# Required work
Collect every line in the records below that contains the word "SEAMEN".

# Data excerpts
################

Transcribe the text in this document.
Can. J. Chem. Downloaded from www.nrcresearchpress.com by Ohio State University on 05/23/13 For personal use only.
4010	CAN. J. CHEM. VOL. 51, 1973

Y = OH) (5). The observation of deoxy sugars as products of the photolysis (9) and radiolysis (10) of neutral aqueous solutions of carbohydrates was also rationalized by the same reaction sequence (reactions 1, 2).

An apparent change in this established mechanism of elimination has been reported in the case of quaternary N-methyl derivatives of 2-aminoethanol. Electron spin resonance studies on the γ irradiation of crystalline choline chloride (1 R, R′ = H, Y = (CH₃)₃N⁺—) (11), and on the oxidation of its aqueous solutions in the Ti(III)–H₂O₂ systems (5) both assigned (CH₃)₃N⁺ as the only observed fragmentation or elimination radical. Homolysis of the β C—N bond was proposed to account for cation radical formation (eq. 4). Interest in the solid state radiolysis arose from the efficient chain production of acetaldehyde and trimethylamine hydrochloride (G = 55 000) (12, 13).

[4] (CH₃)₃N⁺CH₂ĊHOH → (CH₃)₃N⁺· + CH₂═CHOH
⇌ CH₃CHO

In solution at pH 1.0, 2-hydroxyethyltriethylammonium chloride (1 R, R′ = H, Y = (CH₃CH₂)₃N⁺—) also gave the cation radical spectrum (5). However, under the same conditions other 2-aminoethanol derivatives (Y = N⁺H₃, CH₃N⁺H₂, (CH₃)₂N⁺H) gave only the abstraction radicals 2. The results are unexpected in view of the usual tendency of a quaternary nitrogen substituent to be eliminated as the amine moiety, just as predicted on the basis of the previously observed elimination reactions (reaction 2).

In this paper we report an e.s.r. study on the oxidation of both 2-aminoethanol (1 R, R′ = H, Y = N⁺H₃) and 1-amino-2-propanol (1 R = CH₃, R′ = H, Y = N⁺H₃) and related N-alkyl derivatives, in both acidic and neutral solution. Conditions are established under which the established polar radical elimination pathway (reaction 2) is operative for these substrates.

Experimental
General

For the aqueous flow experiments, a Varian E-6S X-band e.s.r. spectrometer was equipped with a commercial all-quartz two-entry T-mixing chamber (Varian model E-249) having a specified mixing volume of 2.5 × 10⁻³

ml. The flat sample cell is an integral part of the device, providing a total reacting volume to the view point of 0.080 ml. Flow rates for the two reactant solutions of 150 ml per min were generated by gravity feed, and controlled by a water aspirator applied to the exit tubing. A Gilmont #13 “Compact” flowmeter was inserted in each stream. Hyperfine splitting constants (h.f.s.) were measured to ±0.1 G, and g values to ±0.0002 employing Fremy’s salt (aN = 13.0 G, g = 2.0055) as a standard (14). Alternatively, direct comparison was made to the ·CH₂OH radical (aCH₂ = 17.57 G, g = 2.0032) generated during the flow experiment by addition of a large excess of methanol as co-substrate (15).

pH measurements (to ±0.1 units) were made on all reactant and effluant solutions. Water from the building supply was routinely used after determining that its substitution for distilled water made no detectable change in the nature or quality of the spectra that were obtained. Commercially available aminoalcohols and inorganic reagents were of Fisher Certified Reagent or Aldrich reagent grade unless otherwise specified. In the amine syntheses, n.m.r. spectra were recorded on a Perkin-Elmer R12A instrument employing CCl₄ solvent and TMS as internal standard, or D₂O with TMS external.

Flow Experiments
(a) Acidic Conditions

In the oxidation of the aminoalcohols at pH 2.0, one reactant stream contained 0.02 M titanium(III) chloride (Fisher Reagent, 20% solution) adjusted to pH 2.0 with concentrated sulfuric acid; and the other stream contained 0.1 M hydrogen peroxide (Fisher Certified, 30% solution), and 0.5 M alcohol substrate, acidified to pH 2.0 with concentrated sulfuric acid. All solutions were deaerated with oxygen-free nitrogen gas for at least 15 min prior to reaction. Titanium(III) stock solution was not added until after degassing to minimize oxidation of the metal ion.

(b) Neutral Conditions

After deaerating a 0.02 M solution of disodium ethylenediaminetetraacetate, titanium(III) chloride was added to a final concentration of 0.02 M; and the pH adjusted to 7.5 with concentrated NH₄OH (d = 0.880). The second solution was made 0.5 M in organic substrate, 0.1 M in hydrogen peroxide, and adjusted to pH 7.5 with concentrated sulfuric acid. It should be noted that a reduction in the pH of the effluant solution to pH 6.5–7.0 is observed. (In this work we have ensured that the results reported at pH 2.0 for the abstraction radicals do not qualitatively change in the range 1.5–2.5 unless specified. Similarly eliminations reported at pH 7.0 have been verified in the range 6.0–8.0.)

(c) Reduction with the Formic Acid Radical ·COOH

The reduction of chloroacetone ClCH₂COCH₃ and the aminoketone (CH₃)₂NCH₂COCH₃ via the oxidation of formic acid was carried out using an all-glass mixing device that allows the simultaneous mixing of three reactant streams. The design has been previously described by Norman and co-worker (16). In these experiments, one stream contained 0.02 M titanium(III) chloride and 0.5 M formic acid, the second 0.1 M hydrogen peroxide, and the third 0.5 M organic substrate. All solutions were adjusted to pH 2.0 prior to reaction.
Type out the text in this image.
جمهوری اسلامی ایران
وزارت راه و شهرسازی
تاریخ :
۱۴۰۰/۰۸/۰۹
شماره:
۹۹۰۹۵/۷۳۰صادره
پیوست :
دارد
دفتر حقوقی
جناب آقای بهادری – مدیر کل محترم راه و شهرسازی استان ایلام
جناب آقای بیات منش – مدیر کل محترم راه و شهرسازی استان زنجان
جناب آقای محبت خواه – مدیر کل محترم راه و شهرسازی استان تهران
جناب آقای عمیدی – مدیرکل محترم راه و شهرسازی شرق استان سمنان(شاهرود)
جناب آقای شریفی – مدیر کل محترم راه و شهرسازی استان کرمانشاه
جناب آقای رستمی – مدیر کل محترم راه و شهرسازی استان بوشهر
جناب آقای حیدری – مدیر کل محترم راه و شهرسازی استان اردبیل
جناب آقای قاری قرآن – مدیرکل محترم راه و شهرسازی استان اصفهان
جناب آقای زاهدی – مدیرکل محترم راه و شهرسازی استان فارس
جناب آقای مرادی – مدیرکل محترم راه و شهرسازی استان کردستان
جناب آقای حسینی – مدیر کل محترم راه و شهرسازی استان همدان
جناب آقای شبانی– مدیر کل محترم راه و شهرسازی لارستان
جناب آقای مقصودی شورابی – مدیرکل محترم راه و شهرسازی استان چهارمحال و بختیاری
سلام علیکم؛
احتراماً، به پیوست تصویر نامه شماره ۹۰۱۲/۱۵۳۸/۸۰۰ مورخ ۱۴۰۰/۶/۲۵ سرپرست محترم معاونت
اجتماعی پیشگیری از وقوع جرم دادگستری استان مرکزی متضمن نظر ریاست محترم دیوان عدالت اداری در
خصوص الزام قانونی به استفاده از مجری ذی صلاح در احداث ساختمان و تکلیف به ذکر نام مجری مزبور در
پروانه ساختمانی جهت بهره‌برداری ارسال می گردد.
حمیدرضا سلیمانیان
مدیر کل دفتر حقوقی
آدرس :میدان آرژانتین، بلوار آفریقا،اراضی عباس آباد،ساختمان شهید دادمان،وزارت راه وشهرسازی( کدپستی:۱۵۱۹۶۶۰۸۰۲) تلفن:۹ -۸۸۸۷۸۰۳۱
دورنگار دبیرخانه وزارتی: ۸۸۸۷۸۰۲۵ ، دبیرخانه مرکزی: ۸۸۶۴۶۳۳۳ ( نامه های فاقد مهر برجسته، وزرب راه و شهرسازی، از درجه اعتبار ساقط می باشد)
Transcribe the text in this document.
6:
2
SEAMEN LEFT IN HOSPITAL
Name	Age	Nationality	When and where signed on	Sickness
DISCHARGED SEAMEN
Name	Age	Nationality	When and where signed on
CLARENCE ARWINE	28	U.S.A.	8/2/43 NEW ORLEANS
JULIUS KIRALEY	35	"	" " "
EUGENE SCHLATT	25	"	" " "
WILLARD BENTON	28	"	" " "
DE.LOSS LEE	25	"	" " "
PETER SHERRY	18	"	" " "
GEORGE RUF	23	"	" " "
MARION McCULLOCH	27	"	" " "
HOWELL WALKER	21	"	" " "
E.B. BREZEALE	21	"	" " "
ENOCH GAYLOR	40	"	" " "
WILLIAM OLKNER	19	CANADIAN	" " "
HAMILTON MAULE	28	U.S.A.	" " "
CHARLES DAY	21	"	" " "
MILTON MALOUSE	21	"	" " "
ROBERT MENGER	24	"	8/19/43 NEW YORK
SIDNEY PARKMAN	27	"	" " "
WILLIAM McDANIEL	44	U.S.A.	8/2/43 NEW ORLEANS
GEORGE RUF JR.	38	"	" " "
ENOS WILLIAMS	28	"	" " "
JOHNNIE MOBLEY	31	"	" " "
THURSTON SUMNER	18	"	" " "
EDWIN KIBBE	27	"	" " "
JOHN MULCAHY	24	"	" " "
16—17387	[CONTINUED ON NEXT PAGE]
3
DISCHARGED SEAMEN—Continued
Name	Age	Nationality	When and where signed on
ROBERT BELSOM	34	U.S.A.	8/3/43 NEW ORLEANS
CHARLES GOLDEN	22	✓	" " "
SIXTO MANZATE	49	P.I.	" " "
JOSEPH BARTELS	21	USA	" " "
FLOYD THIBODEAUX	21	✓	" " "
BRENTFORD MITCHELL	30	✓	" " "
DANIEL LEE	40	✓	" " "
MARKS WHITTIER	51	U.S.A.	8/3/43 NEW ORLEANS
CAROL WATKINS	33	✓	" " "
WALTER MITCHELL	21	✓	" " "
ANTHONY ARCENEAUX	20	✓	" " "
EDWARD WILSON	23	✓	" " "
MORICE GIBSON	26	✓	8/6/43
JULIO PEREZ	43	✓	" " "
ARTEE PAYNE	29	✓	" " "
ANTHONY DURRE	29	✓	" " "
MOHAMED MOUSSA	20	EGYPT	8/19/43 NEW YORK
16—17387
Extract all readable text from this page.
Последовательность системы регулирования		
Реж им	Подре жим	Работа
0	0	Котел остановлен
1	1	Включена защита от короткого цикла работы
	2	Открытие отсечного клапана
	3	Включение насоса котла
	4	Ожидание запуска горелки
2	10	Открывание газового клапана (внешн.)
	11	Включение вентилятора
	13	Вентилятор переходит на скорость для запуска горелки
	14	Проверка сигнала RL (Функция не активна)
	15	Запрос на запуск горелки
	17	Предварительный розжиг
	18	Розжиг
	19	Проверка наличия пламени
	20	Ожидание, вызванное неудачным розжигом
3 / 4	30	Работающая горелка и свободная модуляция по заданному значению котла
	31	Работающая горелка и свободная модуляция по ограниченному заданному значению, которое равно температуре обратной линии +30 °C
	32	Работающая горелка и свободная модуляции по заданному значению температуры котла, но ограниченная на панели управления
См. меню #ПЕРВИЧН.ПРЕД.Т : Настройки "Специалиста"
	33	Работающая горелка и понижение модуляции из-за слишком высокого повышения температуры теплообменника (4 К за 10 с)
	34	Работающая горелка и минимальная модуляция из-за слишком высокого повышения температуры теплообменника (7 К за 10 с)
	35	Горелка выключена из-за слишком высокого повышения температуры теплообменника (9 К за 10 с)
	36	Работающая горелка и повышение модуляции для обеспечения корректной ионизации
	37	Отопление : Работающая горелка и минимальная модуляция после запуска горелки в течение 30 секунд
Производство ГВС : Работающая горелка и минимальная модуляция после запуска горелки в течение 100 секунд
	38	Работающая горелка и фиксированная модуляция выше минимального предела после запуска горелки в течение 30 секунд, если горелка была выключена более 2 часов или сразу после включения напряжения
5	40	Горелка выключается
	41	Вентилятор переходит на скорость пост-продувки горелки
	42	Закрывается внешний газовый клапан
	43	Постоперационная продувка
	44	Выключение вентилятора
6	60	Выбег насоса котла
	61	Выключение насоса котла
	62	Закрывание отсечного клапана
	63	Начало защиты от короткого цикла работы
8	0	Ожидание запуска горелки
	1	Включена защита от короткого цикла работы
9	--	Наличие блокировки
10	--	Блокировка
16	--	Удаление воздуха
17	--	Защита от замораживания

################

# The solution
SEAMEN LEFT IN HOSPITAL
DISCHARGED SEAMEN
DISCHARGED SEAMEN—Continued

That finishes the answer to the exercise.